== WHAT IS REQUIRED ==
Each line that holds the word "पकरणस" is to be identified and copied.

++++++++++

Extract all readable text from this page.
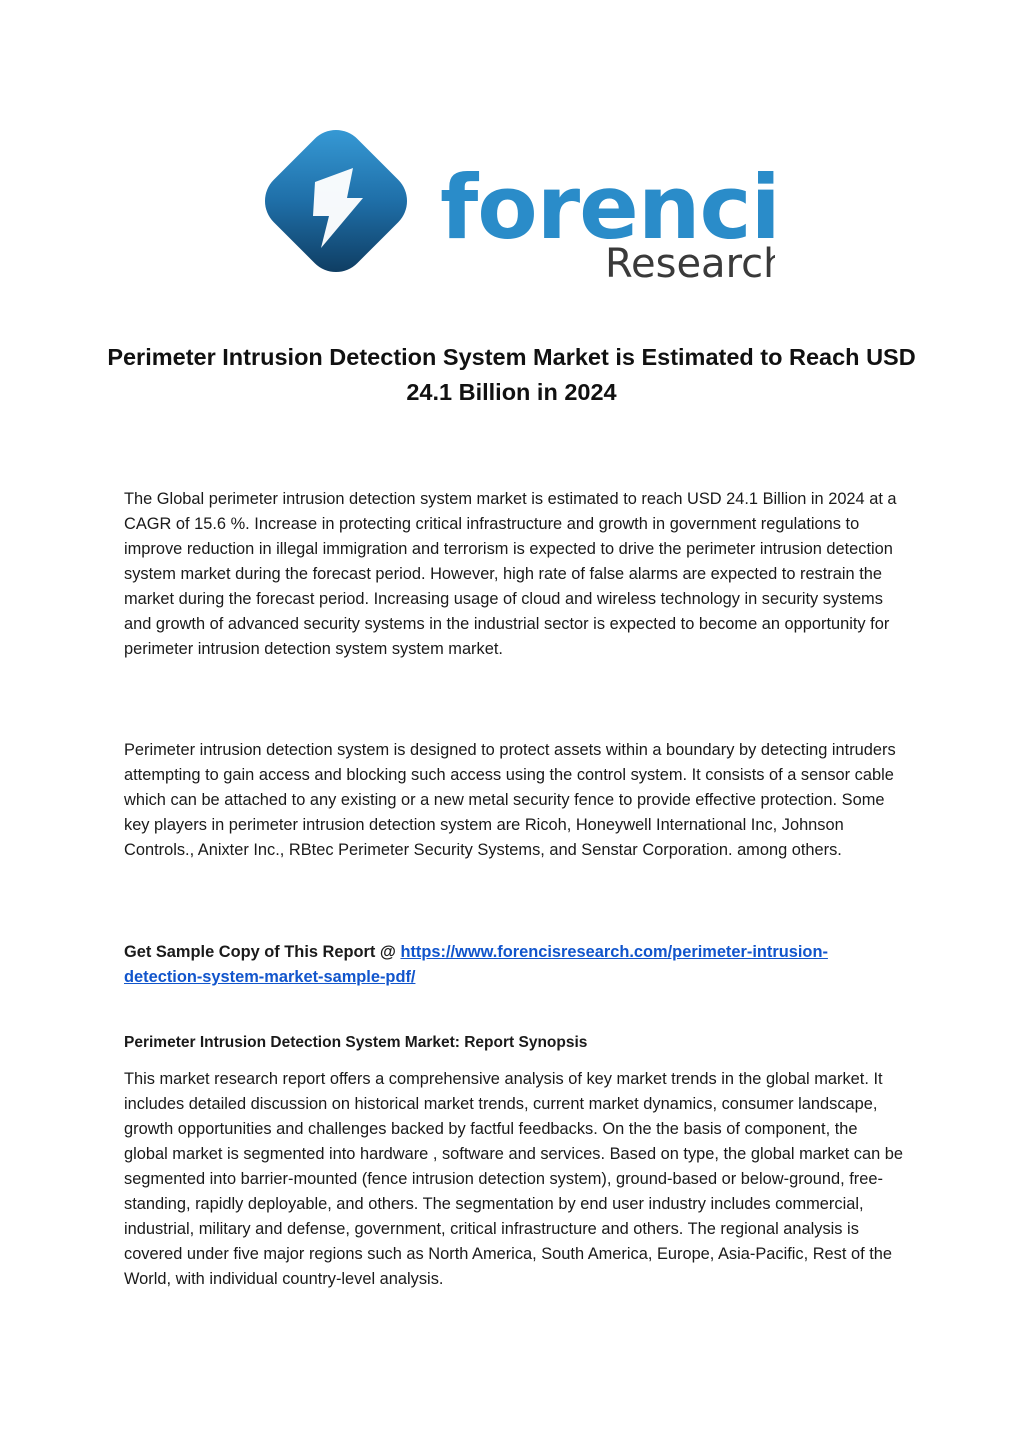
forenci
Research
Perimeter Intrusion Detection System Market is Estimated to Reach USD 24.1 Billion in 2024
The Global perimeter intrusion detection system market is estimated to reach USD 24.1 Billion in 2024 at a CAGR of 15.6 %. Increase in protecting critical infrastructure and growth in government regulations to improve reduction in illegal immigration and terrorism is expected to drive the perimeter intrusion detection system market during the forecast period. However, high rate of false alarms are expected to restrain the market during the forecast period. Increasing usage of cloud and wireless technology in security systems and growth of advanced security systems in the industrial sector is expected to become an opportunity for perimeter intrusion detection system system market.
Perimeter intrusion detection system is designed to protect assets within a boundary by detecting intruders attempting to gain access and blocking such access using the control system. It consists of a sensor cable which can be attached to any existing or a new metal security fence to provide effective protection. Some key players in perimeter intrusion detection system are Ricoh, Honeywell International Inc, Johnson Controls., Anixter Inc., RBtec Perimeter Security Systems, and Senstar Corporation. among others.
Get Sample Copy of This Report @ https://www.forencisresearch.com/perimeter-intrusion-detection-system-market-sample-pdf/
Perimeter Intrusion Detection System Market: Report Synopsis
This market research report offers a comprehensive analysis of key market trends in the global market. It includes detailed discussion on historical market trends, current market dynamics, consumer landscape, growth opportunities and challenges backed by factful feedbacks. On the the basis of component, the global market is segmented into hardware , software and services. Based on type, the global market can be segmented into barrier-mounted (fence intrusion detection system), ground-based or below-ground, free-standing, rapidly deployable, and others. The segmentation by end user industry includes commercial, industrial, military and defense, government, critical infrastructure and others. The regional analysis is covered under five major regions such as North America, South America, Europe, Asia-Pacific, Rest of the World, with individual country-level analysis.
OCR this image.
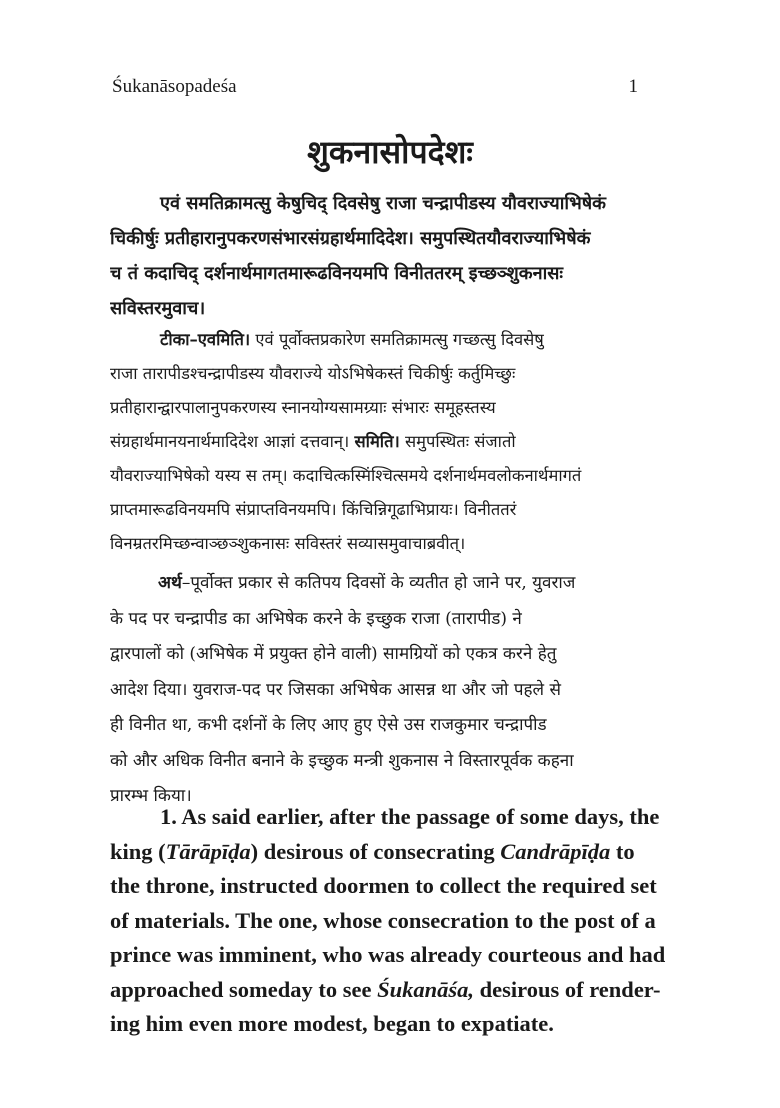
Śukanāsopadeśa	1
शुकनासोपदेशः
एवं समतिक्रामत्सु केषुचिद् दिवसेषु राजा चन्द्रापीडस्य यौवराज्याभिषेकं
चिकीर्षुः प्रतीहारानुपकरणसंभारसंग्रहार्थमादिदेश। समुपस्थितयौवराज्याभिषेकं
च तं कदाचिद् दर्शनार्थमागतमारूढविनयमपि विनीततरम् इच्छञ्शुकनासः
सविस्तरमुवाच।
टीका–एवमिति। एवं पूर्वोक्तप्रकारेण समतिक्रामत्सु गच्छत्सु दिवसेषु
राजा तारापीडश्चन्द्रापीडस्य यौवराज्ये योऽभिषेकस्तं चिकीर्षुः कर्तुमिच्छुः
प्रतीहारान्द्वारपालानुपकरणस्य स्नानयोग्यसामग्र्याः संभारः समूहस्तस्य
संग्रहार्थमानयनार्थमादिदेश आज्ञां दत्तवान्। समिति। समुपस्थितः संजातो
यौवराज्याभिषेको यस्य स तम्। कदाचित्कस्मिंश्चित्समये दर्शनार्थमवलोकनार्थमागतं
प्राप्तमारूढविनयमपि संप्राप्तविनयमपि। किंचिन्निगूढाभिप्रायः। विनीततरं
विनम्रतरमिच्छन्वाञ्छञ्शुकनासः सविस्तरं सव्यासमुवाचाब्रवीत्।
अर्थ–पूर्वोक्त प्रकार से कतिपय दिवसों के व्यतीत हो जाने पर, युवराज
के पद पर चन्द्रापीड का अभिषेक करने के इच्छुक राजा (तारापीड) ने
द्वारपालों को (अभिषेक में प्रयुक्त होने वाली) सामग्रियों को एकत्र करने हेतु
आदेश दिया। युवराज-पद पर जिसका अभिषेक आसन्न था और जो पहले से
ही विनीत था, कभी दर्शनों के लिए आए हुए ऐसे उस राजकुमार चन्द्रापीड
को और अधिक विनीत बनाने के इच्छुक मन्त्री शुकनास ने विस्तारपूर्वक कहना
प्रारम्भ किया।
1. As said earlier, after the passage of some days, the
king (Tārāpīḍa) desirous of consecrating Candrāpīḍa to
the throne, instructed doormen to collect the required set
of materials. The one, whose consecration to the post of a
prince was imminent, who was already courteous and had
approached someday to see Śukanāśa, desirous of render-
ing him even more modest, began to expatiate.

++++++++++

== SOLUTION BELOW ==
चिकीर्षुः प्रतीहारानुपकरणसंभारसंग्रहार्थमादिदेश। समुपस्थितयौवराज्याभिषेकं
प्रतीहारान्द्वारपालानुपकरणस्य स्नानयोग्यसामग्र्याः संभारः समूहस्तस्य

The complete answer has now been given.